■ **TEXT SECTION**
Flipper and Chili have bad hair. I blame society. Chili's hair is inspired by Harvey Dent. It's wiry straight on the left side, and wiry crazy curly on the right. Brillo-pad like. He's got to keep it short, or he looks like David Letterman. Flipper has a heart-shaped face, with glasses and a pointy chin. I think the only style that'll be flattering to him is long. Which the Sysmistress is loathe to do. She hates hippies.

We cut the twins' hair ourselves (in much the same way that we would shear our sheep if we had any). But the older boys need a little more finesse than we can muster. I took them to Sport Clips. What a big mistake. Sport Clips is a chain of hair salons catering to men and boys who are too insecure in their masculinity to be seen at a stylist who caters to both sexes. Big TVs tuned to ESPN. Autographed, framed jerseys on the wall. And "stylists" who aspire to one day actually learn to cut hair. The boys looked ready for the short bus when we were done. And much like the dilemma of sending back food that's been over-cooked, there's only so much you can do with a bad kids cut. Other than cut it all off.

Listings of regions and labels
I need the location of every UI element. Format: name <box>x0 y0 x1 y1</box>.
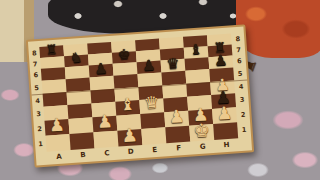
rank-label-5: 5 <box>31 81 43 95</box>
rank-label-2: 2 <box>236 106 250 122</box>
rank-label-6: 6 <box>232 55 246 68</box>
rank-label-5: 5 <box>233 67 247 81</box>
square-c2: ♟ <box>92 116 117 133</box>
square-e1 <box>141 127 166 145</box>
file-label-a: A <box>47 150 72 165</box>
file-label-b: B <box>71 148 96 163</box>
chess-board: 87654321 ♜♞♚♝♜♟♟♛♟♟♝♛♟♟♟♟♟♟♟♚ 87654321 A… <box>26 24 254 167</box>
rank-label-8: 8 <box>28 47 40 59</box>
square-f2: ♟ <box>164 111 189 128</box>
square-b1 <box>69 132 94 150</box>
square-c1 <box>93 131 118 149</box>
square-a2: ♟ <box>44 119 69 136</box>
file-label-f: F <box>166 142 191 157</box>
square-d2 <box>116 114 141 131</box>
square-a1 <box>46 134 71 152</box>
square-g1: ♚ <box>189 124 214 142</box>
rank-label-1: 1 <box>237 121 251 138</box>
file-label-d: D <box>118 145 143 160</box>
piece-black-rook-a8: ♜ <box>45 43 58 57</box>
rank-label-6: 6 <box>30 69 42 82</box>
photo-scene: ♞♜♝ 87654321 ♜♞♚♝♜♟♟♛♟♟♝♛♟♟♟♟♟♟♟♚ 876543… <box>0 0 320 180</box>
square-h1 <box>213 122 238 140</box>
square-e2 <box>140 112 165 129</box>
file-label-g: G <box>190 140 215 155</box>
rank-label-3: 3 <box>235 92 249 107</box>
square-g2: ♟ <box>188 109 213 126</box>
square-h2: ♟ <box>212 107 237 124</box>
square-b2 <box>68 117 93 134</box>
rank-label-4: 4 <box>234 79 248 93</box>
square-f1 <box>165 126 190 144</box>
file-label-e: E <box>142 143 167 158</box>
file-label-h: H <box>214 138 239 153</box>
square-d1: ♟ <box>117 129 142 147</box>
rank-label-7: 7 <box>29 58 41 70</box>
rank-label-4: 4 <box>32 94 44 108</box>
chess-board-wrap: 87654321 ♜♞♚♝♜♟♟♛♟♟♝♛♟♟♟♟♟♟♟♚ 87654321 A… <box>26 24 254 167</box>
file-label-c: C <box>95 147 120 162</box>
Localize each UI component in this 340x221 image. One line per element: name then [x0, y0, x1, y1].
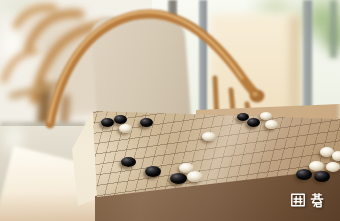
- go-stone-white-gj: [187, 171, 203, 182]
- go-stone-white-ph: [309, 161, 324, 171]
- go-stone-black-fj: [170, 173, 187, 184]
- go-stone-black-ld: [247, 118, 260, 127]
- go-stone-white-rg: [332, 151, 340, 161]
- go-stone-black-pi: [314, 171, 330, 182]
- go-watermark: 囲碁: [290, 192, 325, 208]
- go-stone-black-ei: [145, 166, 161, 177]
- stones-layer: [0, 0, 340, 221]
- go-stone-black-dc: [101, 118, 114, 127]
- go-stone-white-je: [202, 132, 216, 141]
- go-stone-white-md: [265, 120, 278, 129]
- go-stone-black-ec: [114, 115, 127, 124]
- go-stone-white-qh: [326, 162, 340, 172]
- go-stone-white-mc: [260, 112, 272, 120]
- go-stone-black-gc: [140, 118, 153, 127]
- go-stone-white-ed: [119, 124, 132, 133]
- go-stone-black-dh: [121, 157, 136, 167]
- kanji-i-icon: [290, 192, 306, 208]
- kanji-go-icon: [309, 192, 325, 208]
- go-stone-black-oi: [296, 169, 312, 180]
- go-photo-scene: 囲碁: [0, 0, 340, 221]
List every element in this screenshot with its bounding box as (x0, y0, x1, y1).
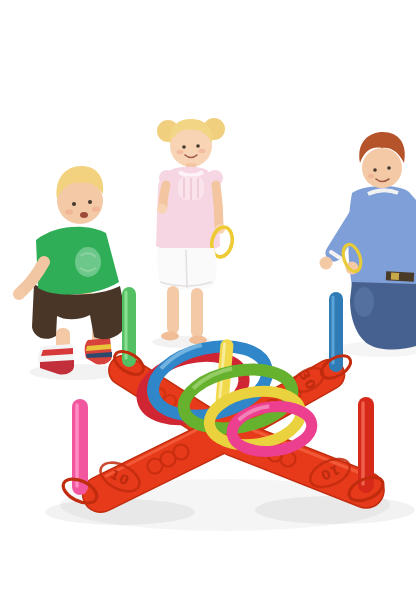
player-left-boy (13, 166, 127, 375)
left-boy-striped-sock-right (85, 338, 112, 365)
right-boy-knee-highlight (354, 287, 374, 317)
left-boy-shirt-print (75, 247, 101, 277)
girl-arm-extended (163, 185, 166, 206)
scene-canvas: 30 10 10 (0, 0, 416, 599)
player-girl (156, 118, 235, 344)
left-boy-front-hand (13, 288, 25, 300)
girl-leg-right (191, 288, 203, 338)
girl-arm-holding (216, 185, 219, 226)
girl-leg-left (167, 286, 179, 334)
ring-toss-scene: 30 10 10 (0, 0, 416, 599)
right-boy-belt (386, 271, 414, 281)
girl-blouse-bib (178, 176, 204, 200)
girl-hand-open (157, 204, 167, 214)
right-boy-hand-left (320, 257, 333, 270)
girl-foot-left (161, 332, 179, 341)
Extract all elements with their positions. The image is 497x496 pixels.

■ **SHORT PROBLEM**
Retype the haircut post in full, word for word, without changing anything.

■ **FINAL RESULT**
Flipper and Chili have bad hair. I blame society. Chili's hair is inspired by Harvey Dent. It's wiry straight on the left side, and wiry crazy curly on the right. Brillo-pad like. He's got to keep it short, or he looks like David Letterman. Flipper has a heart-shaped face, with glasses and a pointy chin. I think the only style that'll be flattering to him is long. Which the Sysmistress is loathe to do. She hates hippies.

We cut the twins' hair ourselves (in much the same way that we would shear our sheep if we had any). But the older boys need a little more finesse than we can muster. I took them to Sport Clips. What a big mistake. Sport Clips is a chain of hair salons catering to men and boys who are too insecure in their masculinity to be seen at a stylist who caters to both sexes. Big TVs tuned to ESPN. Autographed, framed jerseys on the wall. And "stylists" who aspire to one day actually learn to cut hair. The boys looked ready for the short bus when we were done. And much like the dilemma of sending back food that's been over-cooked, there's only so much you can do with a bad kids cut. Other than cut it all off.